* Task description: Tally the lines holding the string "file" and reply with that number alone.
== Source material ==
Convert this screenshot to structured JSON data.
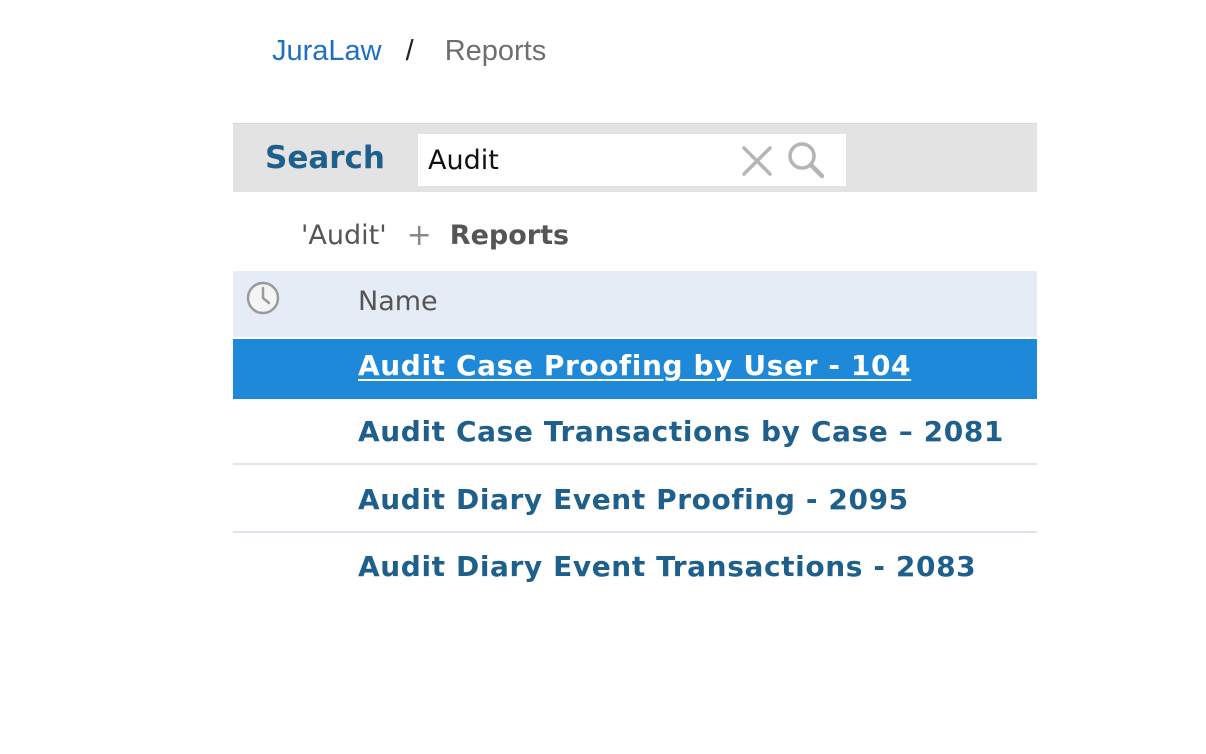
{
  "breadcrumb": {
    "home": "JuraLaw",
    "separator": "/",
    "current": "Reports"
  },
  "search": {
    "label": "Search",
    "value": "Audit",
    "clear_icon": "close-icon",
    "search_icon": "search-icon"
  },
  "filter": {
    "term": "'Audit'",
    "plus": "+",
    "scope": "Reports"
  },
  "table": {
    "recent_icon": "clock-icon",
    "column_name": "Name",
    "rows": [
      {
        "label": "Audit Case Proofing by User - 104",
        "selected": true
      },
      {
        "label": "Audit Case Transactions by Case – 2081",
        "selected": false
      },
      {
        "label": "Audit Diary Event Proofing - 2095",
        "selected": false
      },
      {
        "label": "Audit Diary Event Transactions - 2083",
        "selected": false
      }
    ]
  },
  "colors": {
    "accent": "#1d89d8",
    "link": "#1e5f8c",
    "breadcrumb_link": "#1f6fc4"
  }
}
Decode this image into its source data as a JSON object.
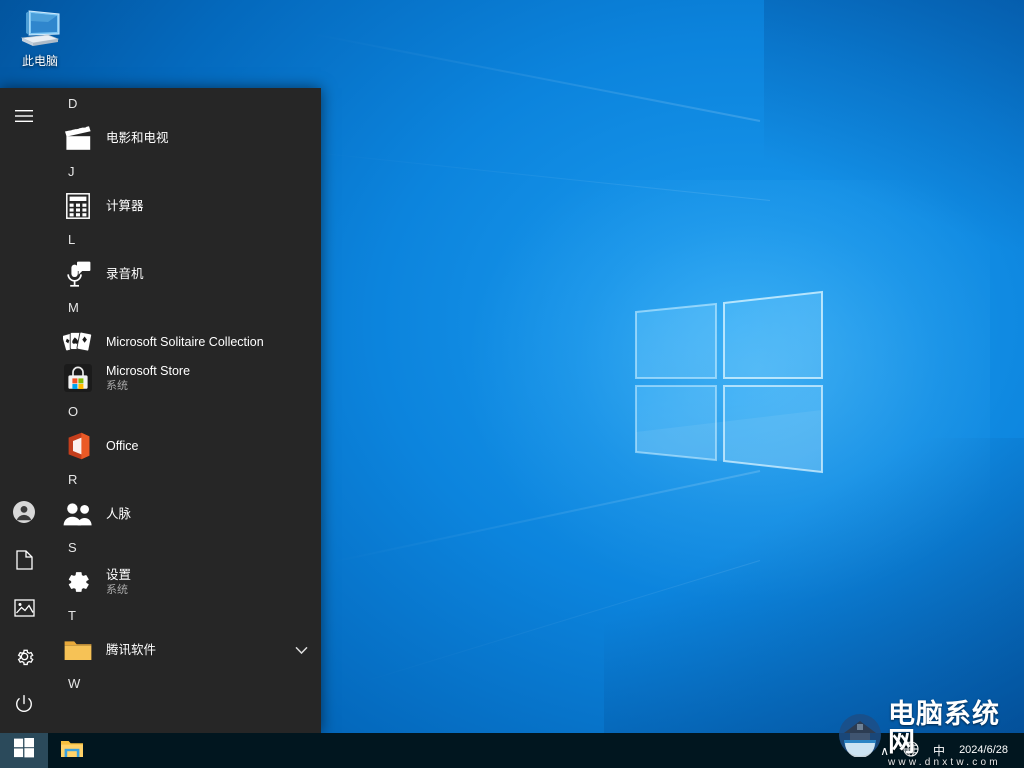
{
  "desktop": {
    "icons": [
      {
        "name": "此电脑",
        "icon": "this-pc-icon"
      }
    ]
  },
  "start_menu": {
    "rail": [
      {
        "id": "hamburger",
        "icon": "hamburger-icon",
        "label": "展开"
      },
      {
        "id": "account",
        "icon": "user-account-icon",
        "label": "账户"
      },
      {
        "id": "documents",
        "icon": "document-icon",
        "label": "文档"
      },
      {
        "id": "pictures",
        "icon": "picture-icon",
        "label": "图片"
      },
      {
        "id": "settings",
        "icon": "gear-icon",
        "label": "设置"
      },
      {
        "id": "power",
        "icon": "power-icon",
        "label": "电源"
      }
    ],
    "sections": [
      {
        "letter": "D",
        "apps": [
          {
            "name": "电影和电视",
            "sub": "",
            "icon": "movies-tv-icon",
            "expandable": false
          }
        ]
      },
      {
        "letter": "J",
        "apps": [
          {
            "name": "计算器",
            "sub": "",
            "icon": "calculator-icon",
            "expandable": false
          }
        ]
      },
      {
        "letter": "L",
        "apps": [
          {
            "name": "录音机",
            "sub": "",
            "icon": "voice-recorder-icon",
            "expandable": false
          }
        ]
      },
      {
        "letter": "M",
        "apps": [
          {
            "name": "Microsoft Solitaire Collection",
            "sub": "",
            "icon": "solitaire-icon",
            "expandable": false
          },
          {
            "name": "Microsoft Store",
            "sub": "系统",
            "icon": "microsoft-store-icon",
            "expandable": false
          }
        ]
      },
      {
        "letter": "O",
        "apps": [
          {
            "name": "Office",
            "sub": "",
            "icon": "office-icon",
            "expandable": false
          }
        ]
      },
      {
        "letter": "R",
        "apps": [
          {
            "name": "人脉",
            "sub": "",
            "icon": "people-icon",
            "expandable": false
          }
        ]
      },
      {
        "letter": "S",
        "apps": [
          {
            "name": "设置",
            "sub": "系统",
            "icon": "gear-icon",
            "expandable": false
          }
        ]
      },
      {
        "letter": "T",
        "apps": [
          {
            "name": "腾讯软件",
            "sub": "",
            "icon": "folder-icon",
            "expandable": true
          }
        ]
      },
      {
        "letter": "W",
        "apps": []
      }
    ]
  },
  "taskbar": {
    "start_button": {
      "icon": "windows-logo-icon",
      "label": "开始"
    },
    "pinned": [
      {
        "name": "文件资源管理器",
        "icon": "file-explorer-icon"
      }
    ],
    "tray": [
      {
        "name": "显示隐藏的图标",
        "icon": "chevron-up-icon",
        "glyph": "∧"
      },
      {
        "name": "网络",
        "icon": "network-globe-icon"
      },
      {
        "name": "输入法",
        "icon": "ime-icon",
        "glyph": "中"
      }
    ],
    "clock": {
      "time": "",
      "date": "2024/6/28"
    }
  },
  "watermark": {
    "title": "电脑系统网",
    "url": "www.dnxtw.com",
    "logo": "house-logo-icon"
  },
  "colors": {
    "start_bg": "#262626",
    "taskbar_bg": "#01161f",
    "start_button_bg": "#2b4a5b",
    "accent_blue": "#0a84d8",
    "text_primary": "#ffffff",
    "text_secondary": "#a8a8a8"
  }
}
===
== Source material ==
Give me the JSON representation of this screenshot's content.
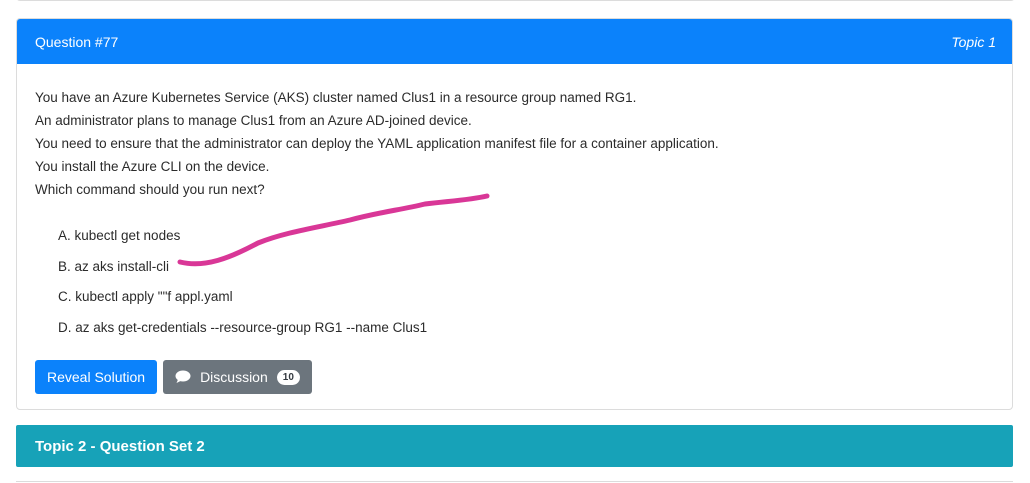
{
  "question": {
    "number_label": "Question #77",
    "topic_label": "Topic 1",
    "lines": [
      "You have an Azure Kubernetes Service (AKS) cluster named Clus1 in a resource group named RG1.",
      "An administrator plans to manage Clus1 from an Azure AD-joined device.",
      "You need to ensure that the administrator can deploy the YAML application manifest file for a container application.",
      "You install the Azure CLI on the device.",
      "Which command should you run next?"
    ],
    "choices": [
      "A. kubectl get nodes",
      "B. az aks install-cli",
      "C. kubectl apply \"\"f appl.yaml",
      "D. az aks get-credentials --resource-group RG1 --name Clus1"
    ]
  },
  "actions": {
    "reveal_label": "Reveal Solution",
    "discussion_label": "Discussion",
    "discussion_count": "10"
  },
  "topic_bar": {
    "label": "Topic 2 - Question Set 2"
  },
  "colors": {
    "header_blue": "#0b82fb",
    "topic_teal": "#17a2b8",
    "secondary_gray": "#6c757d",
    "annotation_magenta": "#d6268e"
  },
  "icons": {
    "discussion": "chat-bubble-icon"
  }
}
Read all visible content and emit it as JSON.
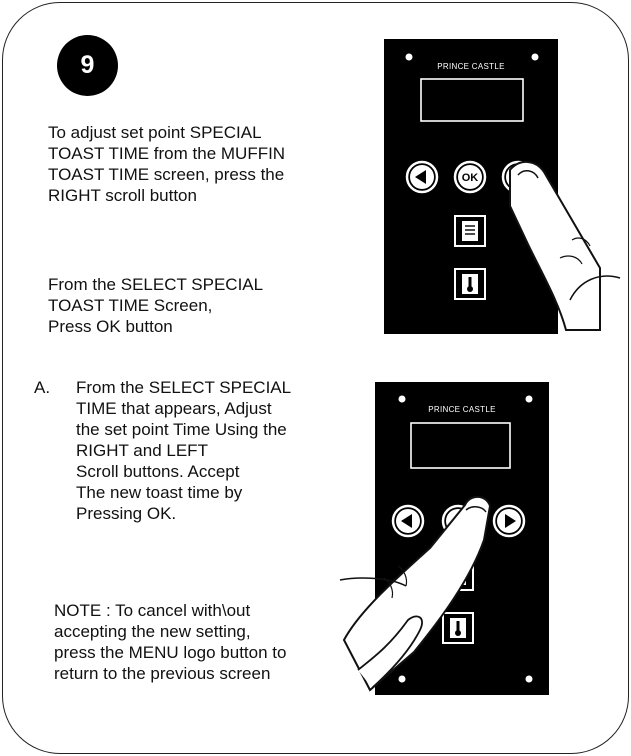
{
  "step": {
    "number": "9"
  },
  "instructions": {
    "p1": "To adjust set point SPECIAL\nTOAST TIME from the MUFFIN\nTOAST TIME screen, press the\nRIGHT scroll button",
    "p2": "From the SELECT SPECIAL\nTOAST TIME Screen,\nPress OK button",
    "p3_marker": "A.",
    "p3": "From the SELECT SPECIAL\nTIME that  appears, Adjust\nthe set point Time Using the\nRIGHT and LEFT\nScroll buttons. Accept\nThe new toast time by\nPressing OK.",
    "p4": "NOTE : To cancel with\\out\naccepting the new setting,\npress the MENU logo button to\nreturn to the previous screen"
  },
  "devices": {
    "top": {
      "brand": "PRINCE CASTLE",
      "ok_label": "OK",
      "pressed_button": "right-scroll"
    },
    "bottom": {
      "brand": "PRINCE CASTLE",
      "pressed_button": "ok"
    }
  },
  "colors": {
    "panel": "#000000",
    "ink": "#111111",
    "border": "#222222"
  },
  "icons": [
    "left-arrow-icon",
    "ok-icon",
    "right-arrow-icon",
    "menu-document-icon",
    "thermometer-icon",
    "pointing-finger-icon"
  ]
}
===
== Source material ==
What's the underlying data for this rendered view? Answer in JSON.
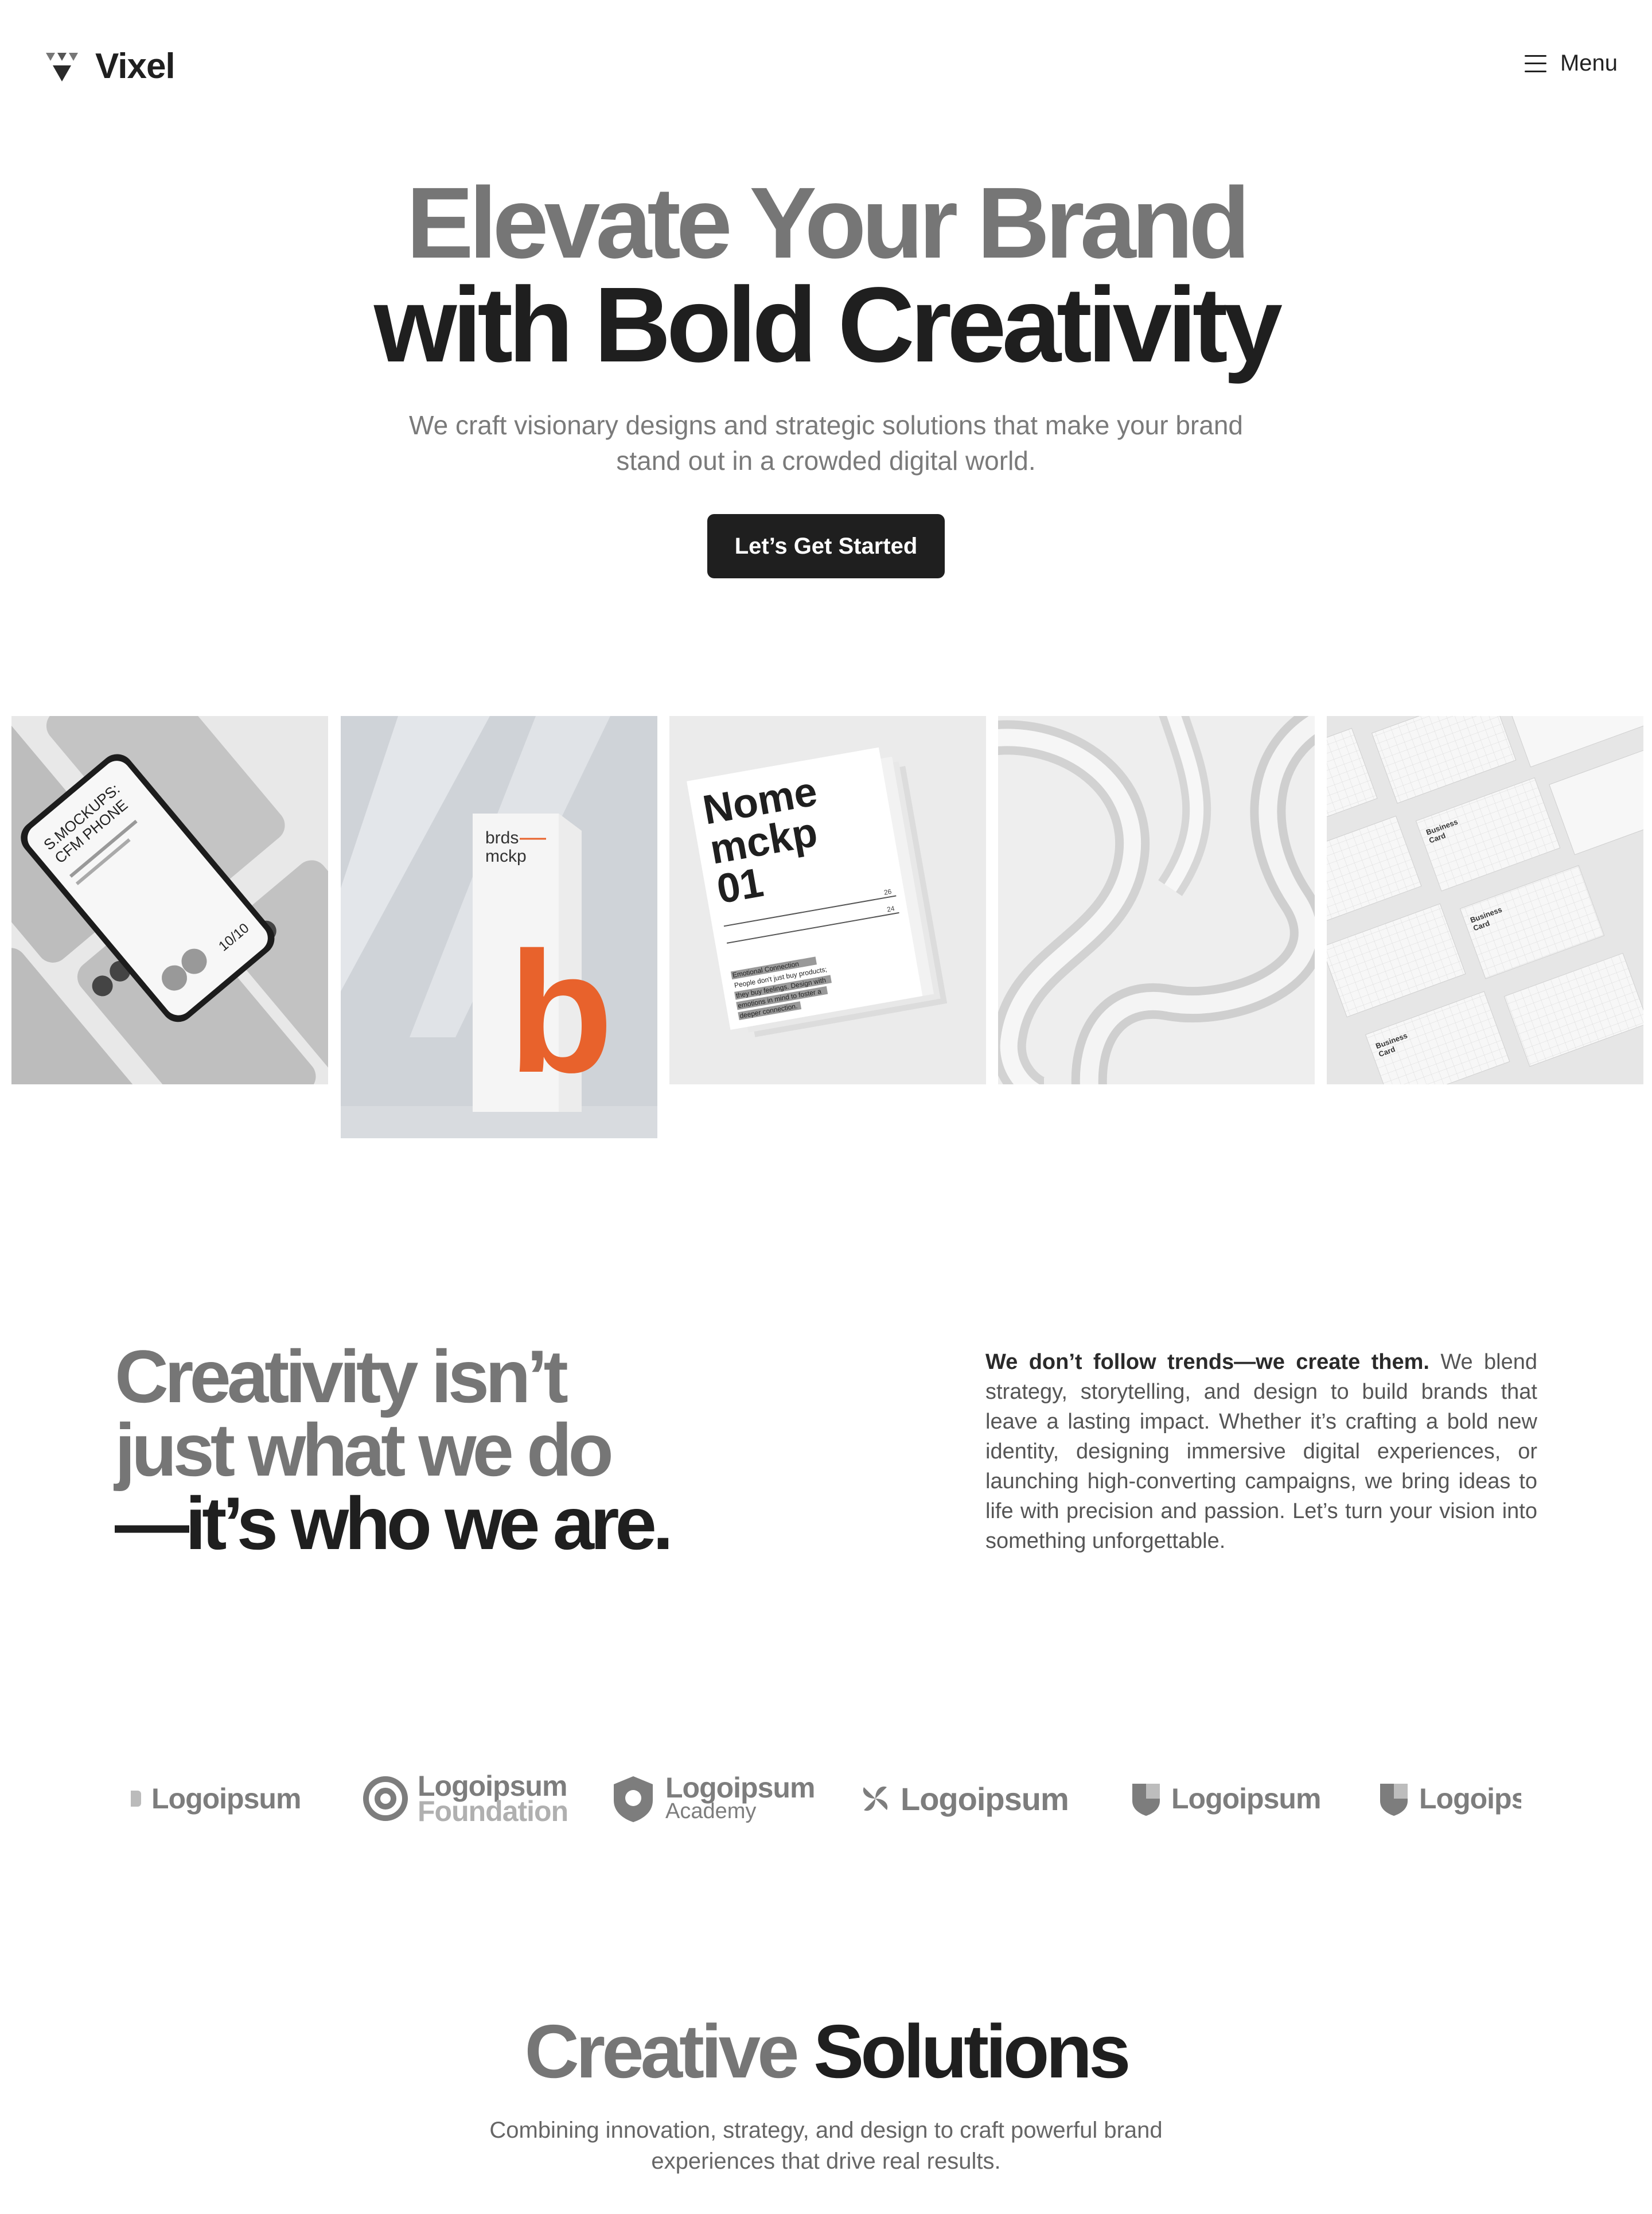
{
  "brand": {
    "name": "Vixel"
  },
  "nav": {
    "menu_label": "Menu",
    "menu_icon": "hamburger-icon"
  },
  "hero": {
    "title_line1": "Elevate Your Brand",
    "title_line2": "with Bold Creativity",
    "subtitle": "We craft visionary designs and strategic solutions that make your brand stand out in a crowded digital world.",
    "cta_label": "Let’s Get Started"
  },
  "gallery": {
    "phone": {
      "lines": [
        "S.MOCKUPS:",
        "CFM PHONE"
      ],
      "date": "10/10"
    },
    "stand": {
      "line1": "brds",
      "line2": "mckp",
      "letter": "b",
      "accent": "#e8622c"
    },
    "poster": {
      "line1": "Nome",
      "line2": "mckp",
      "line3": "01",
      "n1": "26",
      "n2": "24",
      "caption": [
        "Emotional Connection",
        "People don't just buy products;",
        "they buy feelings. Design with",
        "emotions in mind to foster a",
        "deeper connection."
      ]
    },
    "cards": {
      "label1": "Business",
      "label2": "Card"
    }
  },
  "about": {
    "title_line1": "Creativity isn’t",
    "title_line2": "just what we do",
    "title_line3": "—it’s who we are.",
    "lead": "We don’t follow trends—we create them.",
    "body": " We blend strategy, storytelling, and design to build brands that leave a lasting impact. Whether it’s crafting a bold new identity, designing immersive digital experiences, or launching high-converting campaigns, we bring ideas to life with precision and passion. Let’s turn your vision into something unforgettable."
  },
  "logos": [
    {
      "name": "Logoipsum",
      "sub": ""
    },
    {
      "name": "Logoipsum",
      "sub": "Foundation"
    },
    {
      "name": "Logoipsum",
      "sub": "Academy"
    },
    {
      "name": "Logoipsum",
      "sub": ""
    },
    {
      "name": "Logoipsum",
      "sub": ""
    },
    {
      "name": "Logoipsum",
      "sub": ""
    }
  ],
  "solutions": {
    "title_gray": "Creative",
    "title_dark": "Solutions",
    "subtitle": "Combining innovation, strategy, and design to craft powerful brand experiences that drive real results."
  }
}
===
* Final result: 2